Document segment:
There is no fixed percentage in the Civil Code. The court considers appraisals, location, land classification, actual area occupied, structure value, usability, and whether selling only the encroached portion is technically and legally possible.
If the builder rejects the purchase on this ground and the landowner does not appropriate the improvement, the parties may agree on reasonable rent. If they cannot agree, the court may determine the amount and terms.
A forced lease is not necessarily permanent. In Depra and Technogas, the Supreme Court fashioned limited lease arrangements based on the specific facts. Those periods and rental amounts were case-specific and should not be treated as automatic rules for every dispute. (Lawphil)
When Does Good Faith End?
Good faith is usually assessed when the structure was constructed. A later discovery that the building encroaches on another property does not automatically convert the original construction into bad-faith construction.
In Technogas, the Supreme Court rejected the argument that every registered landowner must know the exact technical boundaries stated in the title. A person who is not trained in surveying may be unable to locate precise boundary lines merely by reading a technical description. The builder’s predecessor was therefore presumed to have acted in good faith in the absence of contrary proof. (Supreme Court E-Library)
Good faith may nevertheless cease when the possessor receives facts clearly showing that the occupation is improper, such as:
- A verified relocation survey;
- A formal demand from the registered owner;
- Service of summons in a recovery case;
- An admission that the land belongs to another;
- Discovery of a defective or cancelled deed;
- A final judgment identifying the true boundary.

Records for the exercise:

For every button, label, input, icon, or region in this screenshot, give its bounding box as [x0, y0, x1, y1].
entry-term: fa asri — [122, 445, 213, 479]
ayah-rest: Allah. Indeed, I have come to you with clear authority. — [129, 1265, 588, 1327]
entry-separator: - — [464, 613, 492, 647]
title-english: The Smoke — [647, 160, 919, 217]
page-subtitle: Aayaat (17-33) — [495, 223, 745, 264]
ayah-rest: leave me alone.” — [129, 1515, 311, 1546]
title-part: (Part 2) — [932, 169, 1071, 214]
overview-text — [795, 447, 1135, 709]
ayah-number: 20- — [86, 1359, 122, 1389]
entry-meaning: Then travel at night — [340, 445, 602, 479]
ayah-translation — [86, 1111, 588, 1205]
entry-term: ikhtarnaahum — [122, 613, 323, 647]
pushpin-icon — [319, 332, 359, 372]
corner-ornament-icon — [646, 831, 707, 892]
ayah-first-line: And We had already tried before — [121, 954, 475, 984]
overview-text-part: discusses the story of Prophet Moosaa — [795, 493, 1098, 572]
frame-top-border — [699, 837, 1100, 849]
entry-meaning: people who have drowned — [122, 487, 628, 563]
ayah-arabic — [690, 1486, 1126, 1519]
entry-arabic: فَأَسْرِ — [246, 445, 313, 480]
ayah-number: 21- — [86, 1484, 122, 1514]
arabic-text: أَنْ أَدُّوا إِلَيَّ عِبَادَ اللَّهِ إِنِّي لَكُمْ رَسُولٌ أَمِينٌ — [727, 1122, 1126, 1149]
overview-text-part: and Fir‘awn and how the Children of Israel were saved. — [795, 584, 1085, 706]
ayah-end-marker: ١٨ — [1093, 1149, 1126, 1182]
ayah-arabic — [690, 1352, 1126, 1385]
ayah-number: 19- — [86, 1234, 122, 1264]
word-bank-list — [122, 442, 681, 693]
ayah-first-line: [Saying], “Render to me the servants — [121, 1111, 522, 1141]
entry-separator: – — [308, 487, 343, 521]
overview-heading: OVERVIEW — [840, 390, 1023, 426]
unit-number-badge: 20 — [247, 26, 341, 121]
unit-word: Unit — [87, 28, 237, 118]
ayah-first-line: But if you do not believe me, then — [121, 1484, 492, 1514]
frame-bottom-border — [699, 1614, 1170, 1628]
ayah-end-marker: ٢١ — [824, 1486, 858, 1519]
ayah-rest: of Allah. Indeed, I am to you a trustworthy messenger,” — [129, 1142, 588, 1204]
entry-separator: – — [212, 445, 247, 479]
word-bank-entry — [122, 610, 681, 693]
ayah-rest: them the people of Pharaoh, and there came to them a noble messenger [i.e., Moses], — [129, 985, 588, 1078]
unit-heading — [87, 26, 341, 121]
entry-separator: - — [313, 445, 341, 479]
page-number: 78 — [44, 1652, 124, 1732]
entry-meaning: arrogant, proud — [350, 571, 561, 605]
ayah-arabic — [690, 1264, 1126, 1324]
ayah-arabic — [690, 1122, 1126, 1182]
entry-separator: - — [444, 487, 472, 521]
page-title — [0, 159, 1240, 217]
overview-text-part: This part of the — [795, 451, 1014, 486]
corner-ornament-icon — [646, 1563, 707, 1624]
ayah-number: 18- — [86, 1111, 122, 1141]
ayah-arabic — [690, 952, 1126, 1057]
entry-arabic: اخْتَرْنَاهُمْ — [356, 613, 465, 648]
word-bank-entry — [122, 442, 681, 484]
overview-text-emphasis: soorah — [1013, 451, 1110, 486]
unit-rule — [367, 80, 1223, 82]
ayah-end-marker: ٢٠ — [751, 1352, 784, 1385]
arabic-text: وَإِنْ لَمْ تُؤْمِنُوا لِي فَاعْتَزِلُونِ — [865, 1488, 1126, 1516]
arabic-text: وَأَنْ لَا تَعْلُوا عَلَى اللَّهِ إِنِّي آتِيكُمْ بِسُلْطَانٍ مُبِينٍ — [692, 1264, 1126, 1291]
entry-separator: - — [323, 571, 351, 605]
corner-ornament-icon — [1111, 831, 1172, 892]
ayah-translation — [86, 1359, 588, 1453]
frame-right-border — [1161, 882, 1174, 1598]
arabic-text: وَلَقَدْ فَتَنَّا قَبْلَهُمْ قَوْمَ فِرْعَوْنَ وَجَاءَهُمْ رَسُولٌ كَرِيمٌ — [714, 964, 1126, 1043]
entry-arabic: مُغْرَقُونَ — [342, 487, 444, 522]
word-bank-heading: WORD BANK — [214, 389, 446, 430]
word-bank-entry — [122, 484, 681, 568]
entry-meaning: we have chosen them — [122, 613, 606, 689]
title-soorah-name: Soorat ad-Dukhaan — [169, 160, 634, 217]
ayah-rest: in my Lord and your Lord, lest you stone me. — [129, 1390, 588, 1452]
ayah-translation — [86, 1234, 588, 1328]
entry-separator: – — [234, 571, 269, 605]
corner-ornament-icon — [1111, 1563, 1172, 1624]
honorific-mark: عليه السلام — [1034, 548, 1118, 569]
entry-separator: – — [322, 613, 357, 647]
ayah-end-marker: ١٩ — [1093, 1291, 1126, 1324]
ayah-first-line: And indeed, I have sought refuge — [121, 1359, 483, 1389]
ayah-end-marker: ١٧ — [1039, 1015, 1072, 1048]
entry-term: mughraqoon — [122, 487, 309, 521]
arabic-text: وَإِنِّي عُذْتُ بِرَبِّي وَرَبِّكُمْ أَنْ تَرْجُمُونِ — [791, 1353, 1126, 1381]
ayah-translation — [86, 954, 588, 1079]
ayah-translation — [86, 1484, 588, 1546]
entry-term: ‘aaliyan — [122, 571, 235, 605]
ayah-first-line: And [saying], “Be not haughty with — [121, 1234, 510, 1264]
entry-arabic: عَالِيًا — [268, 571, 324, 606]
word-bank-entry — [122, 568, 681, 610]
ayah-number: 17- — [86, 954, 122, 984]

Jobs:
(a) Substitute "glossary-term" for "entry-term" in the records, covering everything from the start of the records down to the line that contains "arabic-text: أَنْ أَدُّوا", both ends included. Return only those lines, with nothing else changed.
(b) Resume the passage on good faith in building encroachment disputes, starting after its final line.
The text and the records have no connection to each other.

Results of the exercise:
(a)
For every button, label, input, icon, or region in this screenshot, give its bounding box as [x0, y0, x1, y1].
glossary-term: fa asri — [122, 445, 213, 479]
ayah-rest: Allah. Indeed, I have come to you with clear authority. — [129, 1265, 588, 1327]
entry-separator: - — [464, 613, 492, 647]
title-english: The Smoke — [647, 160, 919, 217]
page-subtitle: Aayaat (17-33) — [495, 223, 745, 264]
ayah-rest: leave me alone.” — [129, 1515, 311, 1546]
title-part: (Part 2) — [932, 169, 1071, 214]
overview-text — [795, 447, 1135, 709]
ayah-number: 20- — [86, 1359, 122, 1389]
entry-meaning: Then travel at night — [340, 445, 602, 479]
ayah-translation — [86, 1111, 588, 1205]
glossary-term: ikhtarnaahum — [122, 613, 323, 647]
pushpin-icon — [319, 332, 359, 372]
corner-ornament-icon — [646, 831, 707, 892]
ayah-first-line: And We had already tried before — [121, 954, 475, 984]
overview-text-part: discusses the story of Prophet Moosaa — [795, 493, 1098, 572]
frame-top-border — [699, 837, 1100, 849]
entry-meaning: people who have drowned — [122, 487, 628, 563]
ayah-arabic — [690, 1486, 1126, 1519]
entry-arabic: فَأَسْرِ — [246, 445, 313, 480]
ayah-number: 21- — [86, 1484, 122, 1514]
arabic-text: أَنْ أَدُّوا إِلَيَّ عِبَادَ اللَّهِ إِنِّي لَكُمْ رَسُولٌ أَمِينٌ — [727, 1122, 1126, 1149]

(b)
Continuing to construct after receiving such notice is dangerous. Even if Article 448 protects the original structure, new extensions or improvements made after notice may be treated separately and may be considered made in bad faith.
What Happens When Both the Builder and Landowner Acted in Bad Faith?
Article 453 creates an important exception. If the builder knew that the land belonged to someone else, but the landowner also knew about the construction and allowed it to continue without opposition, the rights of both parties are generally treated as though both had acted in good faith.
The Civil Code considers a landowner in bad faith when construction was done with the landowner’s knowledge and without opposition.
This often arises in family arrangements. A parent, sibling, aunt, uncle, or landowner may allow a relative to construct a concrete house for many years, then later demand immediate removal. Permission to occupy alone does not always create good faith, but knowingly allowing substantial permanent construction can activate Article 453.
In the 2022 case of Agapito v. Agapito, the Supreme Court considered the owner’s prolonged silence, proximity to the property, and evidence showing knowledge of the house. The Court treated the parties’ rights under Articles 448 and 453 because the construction could not realistically have occurred without the owner’s knowledge and consent.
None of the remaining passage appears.